■ EXERCISE PROMPT ■
Copy all lines of the listing that include the string "ролики".

## Start DATASET ENTRIES

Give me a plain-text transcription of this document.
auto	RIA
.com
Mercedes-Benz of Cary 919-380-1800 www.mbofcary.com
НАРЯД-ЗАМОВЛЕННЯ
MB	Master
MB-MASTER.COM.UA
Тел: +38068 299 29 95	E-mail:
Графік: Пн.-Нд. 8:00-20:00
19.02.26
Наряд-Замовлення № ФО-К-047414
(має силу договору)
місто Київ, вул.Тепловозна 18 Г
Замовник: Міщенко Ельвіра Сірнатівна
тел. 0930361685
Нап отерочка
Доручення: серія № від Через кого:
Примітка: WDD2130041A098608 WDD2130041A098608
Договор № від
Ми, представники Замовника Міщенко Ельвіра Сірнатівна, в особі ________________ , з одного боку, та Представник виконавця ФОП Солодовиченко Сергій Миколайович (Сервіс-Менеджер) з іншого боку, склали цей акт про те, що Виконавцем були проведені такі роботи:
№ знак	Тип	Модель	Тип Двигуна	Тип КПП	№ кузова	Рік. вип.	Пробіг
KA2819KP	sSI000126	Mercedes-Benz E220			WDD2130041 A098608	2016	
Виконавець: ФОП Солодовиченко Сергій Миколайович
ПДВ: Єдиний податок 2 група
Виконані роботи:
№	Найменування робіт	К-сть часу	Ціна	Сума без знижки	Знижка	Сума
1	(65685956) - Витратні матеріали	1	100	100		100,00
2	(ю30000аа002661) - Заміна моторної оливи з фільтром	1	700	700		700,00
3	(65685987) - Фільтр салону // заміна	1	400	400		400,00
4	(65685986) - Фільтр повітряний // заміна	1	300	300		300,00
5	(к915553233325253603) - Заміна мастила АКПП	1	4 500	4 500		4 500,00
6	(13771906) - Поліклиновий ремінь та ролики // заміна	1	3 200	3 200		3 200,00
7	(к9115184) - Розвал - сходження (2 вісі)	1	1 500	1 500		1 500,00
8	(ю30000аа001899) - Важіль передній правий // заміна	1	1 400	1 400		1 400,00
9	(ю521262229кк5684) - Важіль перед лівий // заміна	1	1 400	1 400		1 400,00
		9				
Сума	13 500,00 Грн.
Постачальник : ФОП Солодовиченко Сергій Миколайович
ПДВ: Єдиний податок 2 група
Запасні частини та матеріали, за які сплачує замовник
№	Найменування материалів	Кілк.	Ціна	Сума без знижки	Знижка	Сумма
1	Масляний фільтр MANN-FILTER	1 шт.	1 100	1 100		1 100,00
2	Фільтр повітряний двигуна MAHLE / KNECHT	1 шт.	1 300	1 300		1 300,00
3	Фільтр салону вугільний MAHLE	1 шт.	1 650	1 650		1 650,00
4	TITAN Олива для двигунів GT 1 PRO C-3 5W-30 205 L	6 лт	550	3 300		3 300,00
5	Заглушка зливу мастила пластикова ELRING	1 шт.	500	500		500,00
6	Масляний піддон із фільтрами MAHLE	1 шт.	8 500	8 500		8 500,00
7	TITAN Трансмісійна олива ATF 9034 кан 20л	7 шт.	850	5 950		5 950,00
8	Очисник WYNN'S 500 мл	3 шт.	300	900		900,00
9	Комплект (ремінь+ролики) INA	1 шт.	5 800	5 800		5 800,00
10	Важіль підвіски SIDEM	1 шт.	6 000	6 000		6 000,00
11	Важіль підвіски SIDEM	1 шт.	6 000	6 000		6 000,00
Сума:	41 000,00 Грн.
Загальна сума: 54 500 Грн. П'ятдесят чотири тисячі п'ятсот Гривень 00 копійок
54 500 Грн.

## End DATASET ENTRIES

■ WORKED ANSWER ■
6	(13771906) - Поліклиновий ремінь та ролики // заміна	1	3 200	3 200		3 200,00
9	Комплект (ремінь+ролики) INA	1 шт.	5 800	5 800		5 800,00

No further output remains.